* [Given exercise]: Write out the listing below again, precisely as it is given.

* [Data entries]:
------------

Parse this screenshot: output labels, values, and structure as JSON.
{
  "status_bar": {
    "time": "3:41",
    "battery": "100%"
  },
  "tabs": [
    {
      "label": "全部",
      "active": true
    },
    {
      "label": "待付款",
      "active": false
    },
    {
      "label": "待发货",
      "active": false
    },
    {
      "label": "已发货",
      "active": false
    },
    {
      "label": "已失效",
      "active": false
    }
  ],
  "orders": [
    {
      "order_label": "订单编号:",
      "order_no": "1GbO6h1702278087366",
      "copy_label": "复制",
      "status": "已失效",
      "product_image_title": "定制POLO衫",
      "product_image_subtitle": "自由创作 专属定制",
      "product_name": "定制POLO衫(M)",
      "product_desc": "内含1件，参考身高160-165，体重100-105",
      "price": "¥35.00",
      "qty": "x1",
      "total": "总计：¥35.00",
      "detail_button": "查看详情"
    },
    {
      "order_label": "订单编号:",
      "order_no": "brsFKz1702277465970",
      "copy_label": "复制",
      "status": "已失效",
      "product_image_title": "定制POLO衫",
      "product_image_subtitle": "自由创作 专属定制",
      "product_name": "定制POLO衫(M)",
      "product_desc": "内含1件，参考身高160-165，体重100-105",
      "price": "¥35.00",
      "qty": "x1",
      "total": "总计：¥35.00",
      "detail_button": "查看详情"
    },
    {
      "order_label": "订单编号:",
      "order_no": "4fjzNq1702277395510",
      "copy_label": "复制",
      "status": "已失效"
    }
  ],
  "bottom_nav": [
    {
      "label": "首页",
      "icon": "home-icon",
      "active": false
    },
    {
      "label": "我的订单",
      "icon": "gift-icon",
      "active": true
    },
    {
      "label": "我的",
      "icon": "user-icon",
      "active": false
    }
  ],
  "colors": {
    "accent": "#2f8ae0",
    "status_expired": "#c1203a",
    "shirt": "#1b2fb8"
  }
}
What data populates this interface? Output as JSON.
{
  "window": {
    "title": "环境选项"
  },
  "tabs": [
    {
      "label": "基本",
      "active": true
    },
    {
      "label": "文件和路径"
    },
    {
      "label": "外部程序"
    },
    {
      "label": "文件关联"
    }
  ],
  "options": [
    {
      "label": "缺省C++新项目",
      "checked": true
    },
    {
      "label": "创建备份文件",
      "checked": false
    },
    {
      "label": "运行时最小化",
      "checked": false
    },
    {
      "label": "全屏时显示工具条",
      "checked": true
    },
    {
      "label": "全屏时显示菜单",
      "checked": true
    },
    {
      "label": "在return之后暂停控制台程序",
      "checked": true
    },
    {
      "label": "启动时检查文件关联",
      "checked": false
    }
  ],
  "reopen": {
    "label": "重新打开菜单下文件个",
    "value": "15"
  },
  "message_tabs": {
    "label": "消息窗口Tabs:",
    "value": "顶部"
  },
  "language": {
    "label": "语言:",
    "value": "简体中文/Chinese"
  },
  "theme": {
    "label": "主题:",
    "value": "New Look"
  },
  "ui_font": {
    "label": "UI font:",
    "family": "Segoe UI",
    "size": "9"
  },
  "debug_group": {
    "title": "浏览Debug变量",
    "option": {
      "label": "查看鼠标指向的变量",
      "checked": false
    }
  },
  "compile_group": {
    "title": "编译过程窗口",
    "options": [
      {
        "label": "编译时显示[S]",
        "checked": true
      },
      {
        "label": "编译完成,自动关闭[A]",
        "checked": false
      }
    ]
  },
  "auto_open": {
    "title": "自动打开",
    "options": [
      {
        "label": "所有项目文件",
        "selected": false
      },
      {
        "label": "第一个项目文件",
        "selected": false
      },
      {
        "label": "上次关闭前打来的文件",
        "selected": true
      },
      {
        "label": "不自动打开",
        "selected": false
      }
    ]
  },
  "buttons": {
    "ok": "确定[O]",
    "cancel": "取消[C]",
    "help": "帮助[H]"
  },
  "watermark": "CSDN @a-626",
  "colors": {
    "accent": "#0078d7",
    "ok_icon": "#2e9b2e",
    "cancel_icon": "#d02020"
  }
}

------------

* [Answer below]:
Parse this screenshot: output labels, values, and structure as JSON.
{
  "status_bar": {
    "time": "3:41",
    "battery": "100%"
  },
  "tabs": [
    {
      "label": "全部",
      "active": true
    },
    {
      "label": "待付款",
      "active": false
    },
    {
      "label": "待发货",
      "active": false
    },
    {
      "label": "已发货",
      "active": false
    },
    {
      "label": "已失效",
      "active": false
    }
  ],
  "orders": [
    {
      "order_label": "订单编号:",
      "order_no": "1GbO6h1702278087366",
      "copy_label": "复制",
      "status": "已失效",
      "product_image_title": "定制POLO衫",
      "product_image_subtitle": "自由创作 专属定制",
      "product_name": "定制POLO衫(M)",
      "product_desc": "内含1件，参考身高160-165，体重100-105",
      "price": "¥35.00",
      "qty": "x1",
      "total": "总计：¥35.00",
      "detail_button": "查看详情"
    },
    {
      "order_label": "订单编号:",
      "order_no": "brsFKz1702277465970",
      "copy_label": "复制",
      "status": "已失效",
      "product_image_title": "定制POLO衫",
      "product_image_subtitle": "自由创作 专属定制",
      "product_name": "定制POLO衫(M)",
      "product_desc": "内含1件，参考身高160-165，体重100-105",
      "price": "¥35.00",
      "qty": "x1",
      "total": "总计：¥35.00",
      "detail_button": "查看详情"
    },
    {
      "order_label": "订单编号:",
      "order_no": "4fjzNq1702277395510",
      "copy_label": "复制",
      "status": "已失效"
    }
  ],
  "bottom_nav": [
    {
      "label": "首页",
      "icon": "home-icon",
      "active": false
    },
    {
      "label": "我的订单",
      "icon": "gift-icon",
      "active": true
    },
    {
      "label": "我的",
      "icon": "user-icon",
      "active": false
    }
  ],
  "colors": {
    "accent": "#2f8ae0",
    "status_expired": "#c1203a",
    "shirt": "#1b2fb8"
  }
}
What data populates this interface? Output as JSON.
{
  "window": {
    "title": "环境选项"
  },
  "tabs": [
    {
      "label": "基本",
      "active": true
    },
    {
      "label": "文件和路径"
    },
    {
      "label": "外部程序"
    },
    {
      "label": "文件关联"
    }
  ],
  "options": [
    {
      "label": "缺省C++新项目",
      "checked": true
    },
    {
      "label": "创建备份文件",
      "checked": false
    },
    {
      "label": "运行时最小化",
      "checked": false
    },
    {
      "label": "全屏时显示工具条",
      "checked": true
    },
    {
      "label": "全屏时显示菜单",
      "checked": true
    },
    {
      "label": "在return之后暂停控制台程序",
      "checked": true
    },
    {
      "label": "启动时检查文件关联",
      "checked": false
    }
  ],
  "reopen": {
    "label": "重新打开菜单下文件个",
    "value": "15"
  },
  "message_tabs": {
    "label": "消息窗口Tabs:",
    "value": "顶部"
  },
  "language": {
    "label": "语言:",
    "value": "简体中文/Chinese"
  },
  "theme": {
    "label": "主题:",
    "value": "New Look"
  },
  "ui_font": {
    "label": "UI font:",
    "family": "Segoe UI",
    "size": "9"
  },
  "debug_group": {
    "title": "浏览Debug变量",
    "option": {
      "label": "查看鼠标指向的变量",
      "checked": false
    }
  },
  "compile_group": {
    "title": "编译过程窗口",
    "options": [
      {
        "label": "编译时显示[S]",
        "checked": true
      },
      {
        "label": "编译完成,自动关闭[A]",
        "checked": false
      }
    ]
  },
  "auto_open": {
    "title": "自动打开",
    "options": [
      {
        "label": "所有项目文件",
        "selected": false
      },
      {
        "label": "第一个项目文件",
        "selected": false
      },
      {
        "label": "上次关闭前打来的文件",
        "selected": true
      },
      {
        "label": "不自动打开",
        "selected": false
      }
    ]
  },
  "buttons": {
    "ok": "确定[O]",
    "cancel": "取消[C]",
    "help": "帮助[H]"
  },
  "watermark": "CSDN @a-626",
  "colors": {
    "accent": "#0078d7",
    "ok_icon": "#2e9b2e",
    "cancel_icon": "#d02020"
  }
}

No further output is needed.